### TASK INSTRUCTIONS
What follows is a set of records, each of which is to be written out exactly.

### RECORDED INFORMATION
________________
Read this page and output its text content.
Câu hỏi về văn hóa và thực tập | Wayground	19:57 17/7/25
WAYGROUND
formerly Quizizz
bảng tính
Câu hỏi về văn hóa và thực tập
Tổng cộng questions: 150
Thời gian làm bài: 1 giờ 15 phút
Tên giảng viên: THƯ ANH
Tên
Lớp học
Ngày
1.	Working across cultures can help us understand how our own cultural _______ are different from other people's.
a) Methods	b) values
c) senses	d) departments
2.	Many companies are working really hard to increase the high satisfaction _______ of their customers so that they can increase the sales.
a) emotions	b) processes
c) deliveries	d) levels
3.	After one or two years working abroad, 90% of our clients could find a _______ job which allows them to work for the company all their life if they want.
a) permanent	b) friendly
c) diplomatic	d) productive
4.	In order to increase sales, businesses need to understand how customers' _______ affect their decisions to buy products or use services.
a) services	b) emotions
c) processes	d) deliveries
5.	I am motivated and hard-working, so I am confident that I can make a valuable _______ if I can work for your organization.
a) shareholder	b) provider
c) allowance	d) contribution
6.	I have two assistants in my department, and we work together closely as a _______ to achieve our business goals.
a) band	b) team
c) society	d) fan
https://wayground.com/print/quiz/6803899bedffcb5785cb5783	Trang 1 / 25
________________
### SOLUTION
Read this page and output its text content.
Câu hỏi về văn hóa và thực tập | Wayground	19:57 17/7/25
WAYGROUND
formerly Quizizz
bảng tính
Câu hỏi về văn hóa và thực tập
Tổng cộng questions: 150
Thời gian làm bài: 1 giờ 15 phút
Tên giảng viên: THƯ ANH
Tên
Lớp học
Ngày
1.	Working across cultures can help us understand how our own cultural _______ are different from other people's.
a) Methods	b) values
c) senses	d) departments
2.	Many companies are working really hard to increase the high satisfaction _______ of their customers so that they can increase the sales.
a) emotions	b) processes
c) deliveries	d) levels
3.	After one or two years working abroad, 90% of our clients could find a _______ job which allows them to work for the company all their life if they want.
a) permanent	b) friendly
c) diplomatic	d) productive
4.	In order to increase sales, businesses need to understand how customers' _______ affect their decisions to buy products or use services.
a) services	b) emotions
c) processes	d) deliveries
5.	I am motivated and hard-working, so I am confident that I can make a valuable _______ if I can work for your organization.
a) shareholder	b) provider
c) allowance	d) contribution
6.	I have two assistants in my department, and we work together closely as a _______ to achieve our business goals.
a) band	b) team
c) society	d) fan
https://wayground.com/print/quiz/6803899bedffcb5785cb5783	Trang 1 / 25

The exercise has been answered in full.